GOAL: Count, in the entries, the lines with "score". Answer with the number only.

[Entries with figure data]
▽

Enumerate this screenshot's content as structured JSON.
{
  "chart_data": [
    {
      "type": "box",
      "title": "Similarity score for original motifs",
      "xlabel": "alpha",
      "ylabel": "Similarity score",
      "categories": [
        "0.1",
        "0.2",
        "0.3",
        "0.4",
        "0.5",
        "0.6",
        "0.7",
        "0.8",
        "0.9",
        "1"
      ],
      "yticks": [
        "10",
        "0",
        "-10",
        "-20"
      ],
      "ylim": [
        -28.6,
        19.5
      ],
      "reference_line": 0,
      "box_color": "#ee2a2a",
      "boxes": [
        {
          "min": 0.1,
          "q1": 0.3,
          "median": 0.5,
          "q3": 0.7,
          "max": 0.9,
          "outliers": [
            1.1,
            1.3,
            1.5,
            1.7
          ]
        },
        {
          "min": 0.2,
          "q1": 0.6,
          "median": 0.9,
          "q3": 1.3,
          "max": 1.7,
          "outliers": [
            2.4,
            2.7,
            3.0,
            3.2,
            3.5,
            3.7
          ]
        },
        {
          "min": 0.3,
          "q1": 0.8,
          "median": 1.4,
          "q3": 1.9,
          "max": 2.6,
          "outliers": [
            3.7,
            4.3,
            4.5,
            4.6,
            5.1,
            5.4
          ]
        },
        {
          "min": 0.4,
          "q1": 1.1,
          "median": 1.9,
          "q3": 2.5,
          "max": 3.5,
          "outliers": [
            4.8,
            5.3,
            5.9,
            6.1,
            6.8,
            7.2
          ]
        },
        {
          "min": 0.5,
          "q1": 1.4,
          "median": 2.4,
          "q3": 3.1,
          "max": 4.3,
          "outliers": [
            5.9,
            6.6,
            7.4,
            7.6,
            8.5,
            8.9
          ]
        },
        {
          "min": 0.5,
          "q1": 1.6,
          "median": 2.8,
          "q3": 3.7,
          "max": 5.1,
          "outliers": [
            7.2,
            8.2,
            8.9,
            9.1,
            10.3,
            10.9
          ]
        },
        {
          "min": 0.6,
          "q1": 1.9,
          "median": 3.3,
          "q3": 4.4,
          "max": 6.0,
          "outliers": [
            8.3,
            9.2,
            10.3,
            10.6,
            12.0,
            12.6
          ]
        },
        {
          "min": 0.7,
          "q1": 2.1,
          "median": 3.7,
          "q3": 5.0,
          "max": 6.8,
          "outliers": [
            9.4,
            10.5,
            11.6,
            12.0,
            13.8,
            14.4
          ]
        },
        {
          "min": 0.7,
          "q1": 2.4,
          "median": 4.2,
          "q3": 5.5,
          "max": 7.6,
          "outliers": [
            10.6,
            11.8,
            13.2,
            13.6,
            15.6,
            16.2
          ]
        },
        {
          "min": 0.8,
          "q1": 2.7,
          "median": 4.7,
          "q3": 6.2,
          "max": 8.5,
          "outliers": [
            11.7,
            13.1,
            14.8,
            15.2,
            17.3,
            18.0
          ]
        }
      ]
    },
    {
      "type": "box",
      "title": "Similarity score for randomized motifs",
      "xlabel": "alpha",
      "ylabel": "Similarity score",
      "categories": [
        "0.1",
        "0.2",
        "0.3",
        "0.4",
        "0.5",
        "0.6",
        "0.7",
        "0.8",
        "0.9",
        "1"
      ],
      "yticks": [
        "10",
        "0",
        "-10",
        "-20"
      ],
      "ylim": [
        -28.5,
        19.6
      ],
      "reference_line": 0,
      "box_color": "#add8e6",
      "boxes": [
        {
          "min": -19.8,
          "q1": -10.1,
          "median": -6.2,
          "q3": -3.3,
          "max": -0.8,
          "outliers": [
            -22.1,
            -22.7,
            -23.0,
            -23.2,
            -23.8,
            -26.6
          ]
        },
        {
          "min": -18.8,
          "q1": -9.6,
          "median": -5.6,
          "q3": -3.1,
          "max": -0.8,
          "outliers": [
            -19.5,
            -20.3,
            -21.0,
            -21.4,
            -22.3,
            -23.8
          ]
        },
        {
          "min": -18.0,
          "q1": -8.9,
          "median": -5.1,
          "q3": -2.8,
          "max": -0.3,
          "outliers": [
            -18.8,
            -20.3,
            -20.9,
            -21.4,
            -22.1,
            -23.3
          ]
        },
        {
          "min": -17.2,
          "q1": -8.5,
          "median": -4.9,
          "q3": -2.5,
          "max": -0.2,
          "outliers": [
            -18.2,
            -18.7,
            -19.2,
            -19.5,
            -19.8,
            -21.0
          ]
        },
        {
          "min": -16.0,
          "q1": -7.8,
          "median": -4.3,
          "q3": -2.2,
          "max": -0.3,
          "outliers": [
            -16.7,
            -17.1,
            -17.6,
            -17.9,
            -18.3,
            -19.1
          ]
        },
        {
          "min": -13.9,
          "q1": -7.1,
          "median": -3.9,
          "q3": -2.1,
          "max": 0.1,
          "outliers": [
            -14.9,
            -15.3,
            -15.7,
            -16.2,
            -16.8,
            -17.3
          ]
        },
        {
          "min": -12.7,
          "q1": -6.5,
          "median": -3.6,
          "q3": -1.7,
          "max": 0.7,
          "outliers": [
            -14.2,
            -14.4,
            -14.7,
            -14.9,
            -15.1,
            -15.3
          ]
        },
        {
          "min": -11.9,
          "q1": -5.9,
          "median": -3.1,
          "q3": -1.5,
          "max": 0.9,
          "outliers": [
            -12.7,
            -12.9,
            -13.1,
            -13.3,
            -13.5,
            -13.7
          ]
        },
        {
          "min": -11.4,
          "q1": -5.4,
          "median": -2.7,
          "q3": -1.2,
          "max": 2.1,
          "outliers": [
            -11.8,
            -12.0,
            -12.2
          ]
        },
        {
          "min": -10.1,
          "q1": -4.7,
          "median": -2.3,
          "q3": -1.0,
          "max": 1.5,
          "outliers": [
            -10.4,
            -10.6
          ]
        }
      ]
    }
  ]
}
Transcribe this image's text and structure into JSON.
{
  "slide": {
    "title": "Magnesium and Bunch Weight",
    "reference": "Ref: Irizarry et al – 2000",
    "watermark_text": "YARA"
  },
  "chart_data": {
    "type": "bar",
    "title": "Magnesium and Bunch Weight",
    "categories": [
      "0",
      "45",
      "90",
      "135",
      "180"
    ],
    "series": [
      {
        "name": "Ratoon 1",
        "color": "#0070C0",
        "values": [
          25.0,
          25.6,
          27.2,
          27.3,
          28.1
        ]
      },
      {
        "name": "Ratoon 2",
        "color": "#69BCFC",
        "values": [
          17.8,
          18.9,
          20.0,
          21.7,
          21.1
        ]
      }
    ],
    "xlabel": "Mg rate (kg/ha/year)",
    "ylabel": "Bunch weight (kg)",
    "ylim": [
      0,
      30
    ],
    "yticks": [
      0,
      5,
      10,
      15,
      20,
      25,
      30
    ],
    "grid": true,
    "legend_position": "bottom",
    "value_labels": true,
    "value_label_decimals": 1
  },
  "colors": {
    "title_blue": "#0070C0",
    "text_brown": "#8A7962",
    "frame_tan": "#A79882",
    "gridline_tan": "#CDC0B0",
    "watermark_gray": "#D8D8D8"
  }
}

△

RESULT: 4